[Begin Provided entries]

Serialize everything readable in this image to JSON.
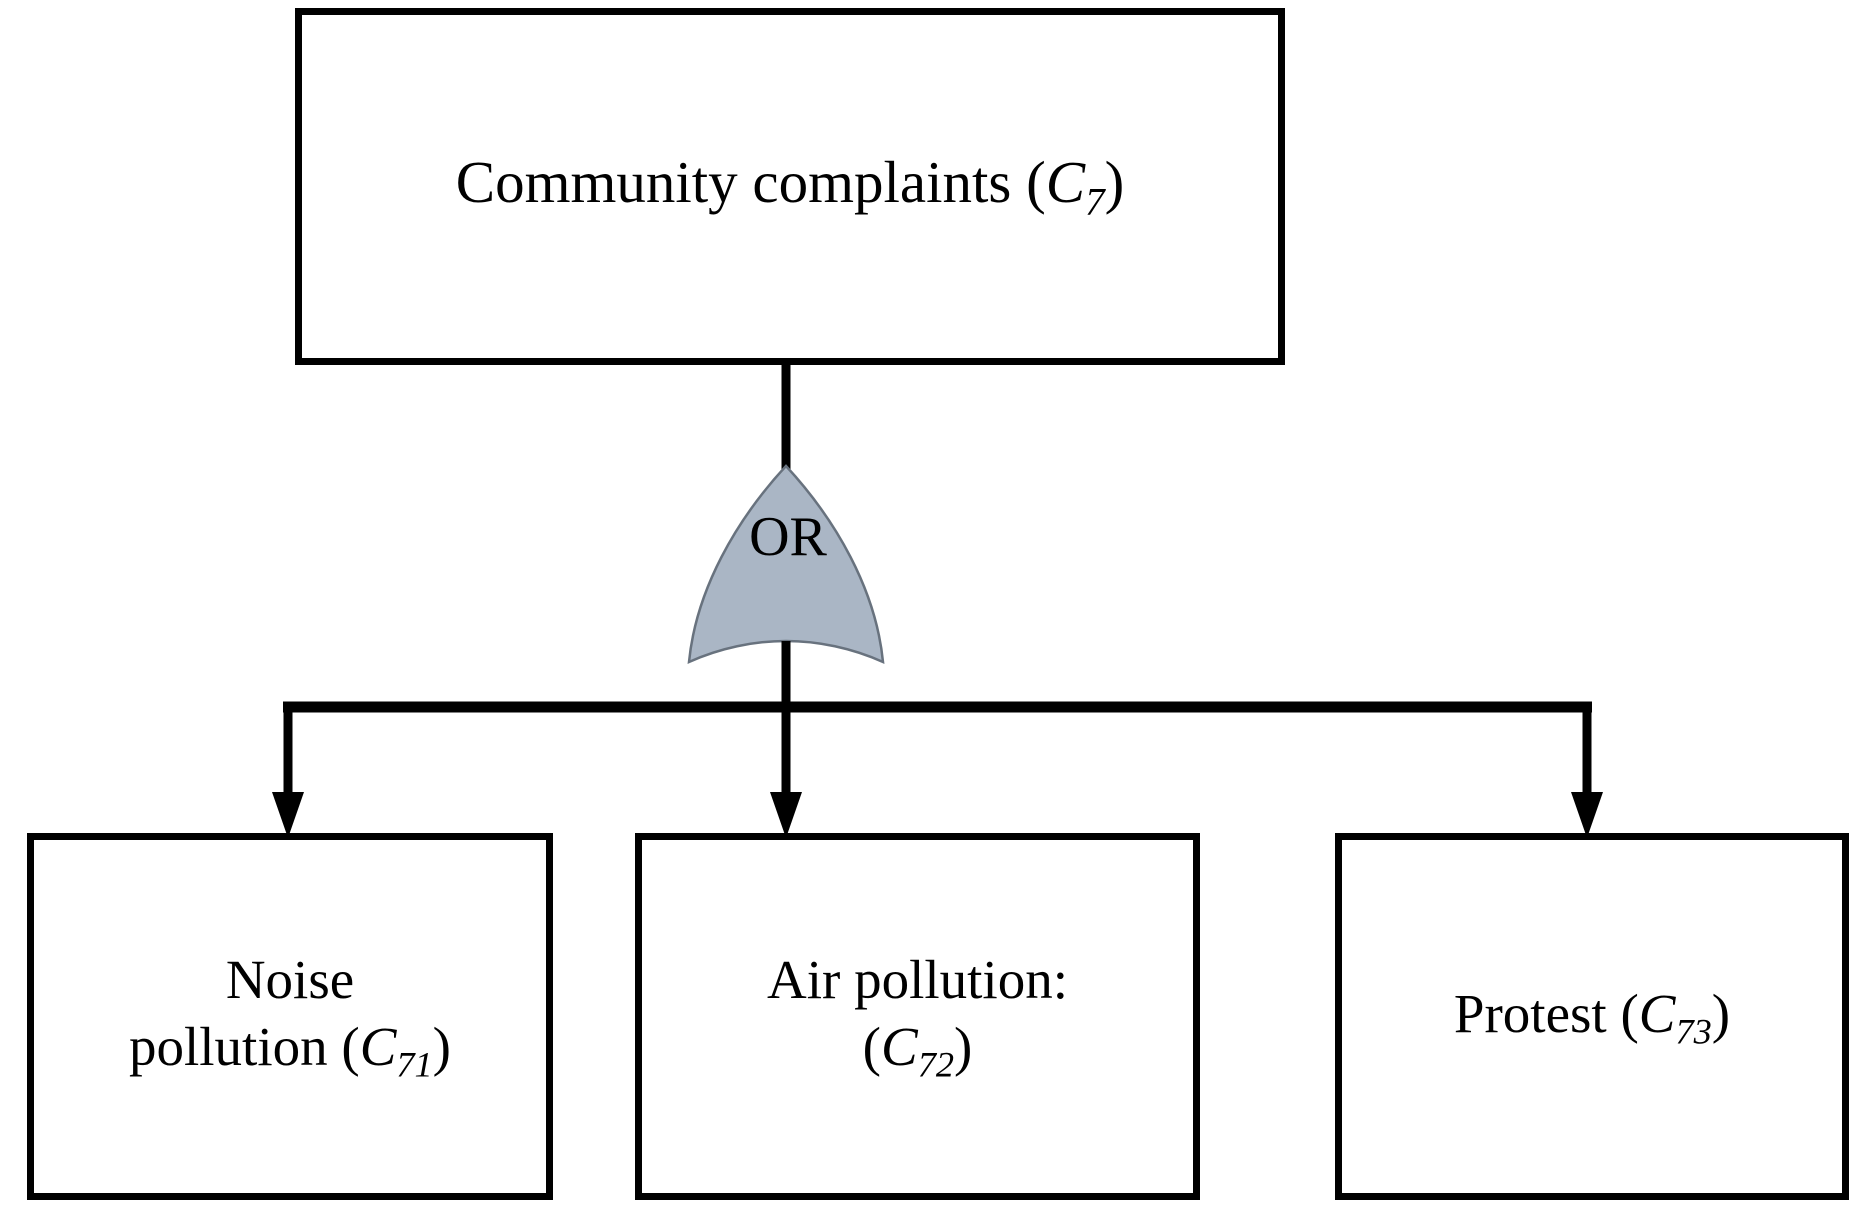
{
  "diagram": {
    "type": "fault-tree",
    "colors": {
      "gate_fill": "#aab6c5",
      "gate_stroke": "#5a6470",
      "line": "#000000",
      "box_border": "#000000",
      "box_fill": "#ffffff",
      "background": "#ffffff",
      "text": "#000000"
    },
    "top_event": {
      "label_text": "Community complaints",
      "code_prefix": "C",
      "code_subscript": "7",
      "full_label": "Community complaints (C7)"
    },
    "gate": {
      "kind": "OR",
      "label": "OR"
    },
    "basic_events": [
      {
        "line1": "Noise",
        "line2": "pollution",
        "code_prefix": "C",
        "code_subscript": "71",
        "full_label": "Noise pollution (C71)"
      },
      {
        "line1": "Air pollution:",
        "line2": "",
        "code_prefix": "C",
        "code_subscript": "72",
        "full_label": "Air pollution: (C72)"
      },
      {
        "line1": "Protest",
        "line2": "",
        "code_prefix": "C",
        "code_subscript": "73",
        "full_label": "Protest (C73)"
      }
    ]
  }
}
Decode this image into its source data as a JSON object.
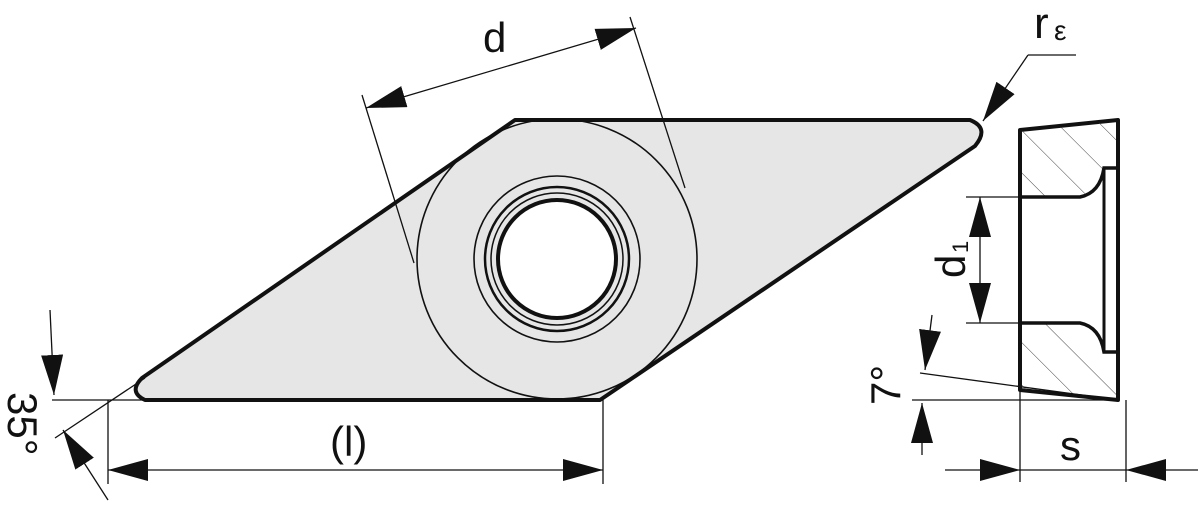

[End Provided entries]

Task goal —
Copy out all lines from the material above that contain the string "complaints".

Response to this task —
      "label_text": "Community complaints",
      "full_label": "Community complaints (C7)"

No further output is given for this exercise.